Document:
··········
2. Verbetering van de veiligheid in wijken
Er zijn naar schatting 30.000 illegale hennepkwekerijen in Nederland. Dit aantal blijft onveranderd hoog, ondanks dat er de afgelopen vijf jaar ongeveer 25.000 plantages ontmanteld zijn. In vrijwel alle gevallen is sprake van brandgevaarlijke situaties vanwege illegaal aftappen van energie. Met dit illegaal aftappen wordt jaarlijks één miljard kWU gestolen van energieleveranciers, ofwel € 180 miljoen. Daarnaast is ongeveer één op de vier branden in de binnensteden hennepgerelateerd (aldus de Bond van Verzekeraars). Als daarbij risico’s op wateroverlast, verspreiding van legionella en stank- en geluidsoverlast worden opgeteld, dan is overduidelijk dat bewoners, handhavers en hulpverleners blootstaan aan grote veiligheids- en gezondheidsrisico’s. Door de regulering van cannabisteelt krijgen de gemeenten de mogelijkheden om de veiligheid van de woonwijken aanzienlijk te verbeteren.
3. Een versterkte aanpak van de georganiseerde criminaliteit
Geen illegale kwekerij staat op zichzelf. De binnenlandse cannabismarkt is merendeels in handen van de georganiseerde criminaliteit. Criminele samenwerkingsverbanden bevoorraden de coffeeshops die al dan niet gedwongen hun productie aan de achterdeur afnemen. Kleine criminelen en soms zelfs illegalen worden ingezet voor de bewaking van een kwekerij. Zij lopen de risico’s, niet de grote jongens. De criminele winsten worden geïnvesteerd in vastgoed en andere luxe goederen. De georganiseerde cannabisteelt is ondermijnend voor de Nederlandse samenleving.
De afgelopen jaren vonden er diverse liquidaties plaats die direct zijn te relateren aan de illegale handel in en teelt van cannabis. Wij pleiten voor de regulering van cannabisteelt zodat de binnenlandse markt beheersbaar en transparanter wordt en de invloed van de georganiseerde criminaliteit afneemt. Dit moet hand in hand gaan met strengere strafvervolging van de overgebleven illegale kwekers (buitenlandse markt). Door de scheiding tussen gereguleerde teelt enerzijds en illegale teelt anderzijds verliezen criminele organisaties hun thuismarkt. Met een verscherpte aanpak van de illegale teelt zal deze teelt zich ook naar de afzetmarkt -het buitenland- verplaatsen.
··········
Brongegevens:

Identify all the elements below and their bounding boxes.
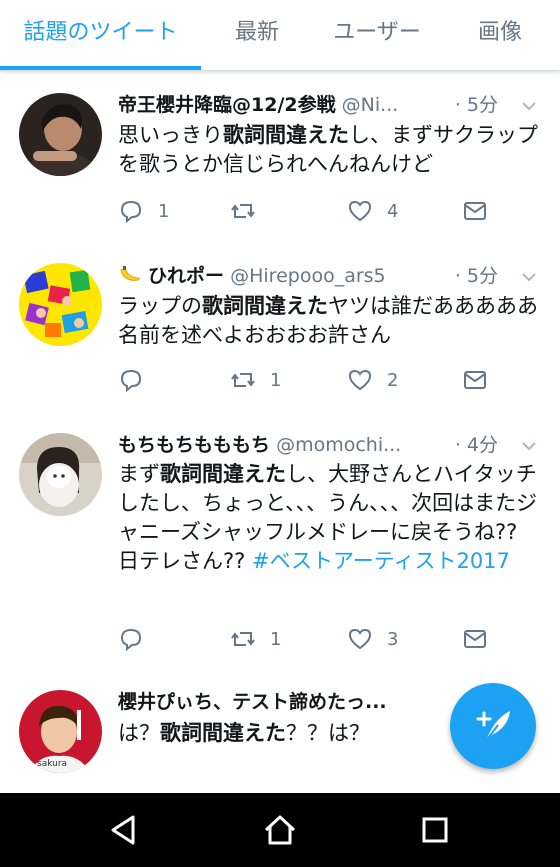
··········
Opdracht:
Beantwoord op basis van de tekst over cannabisteelt de volgende vragen:
(a) Hoeveel illegale hennepkwekerijen zijn er naar schatting in Nederland?
(b) Welk deel van de branden in de binnensteden is volgens de Bond van Verzekeraars hennepgerelateerd?
(c) Waarin worden de criminele winsten geïnvesteerd?

Antwoord:
(a) Naar schatting 30.000.
(b) Ongeveer één op de vier.
(c) In vastgoed en andere luxe goederen.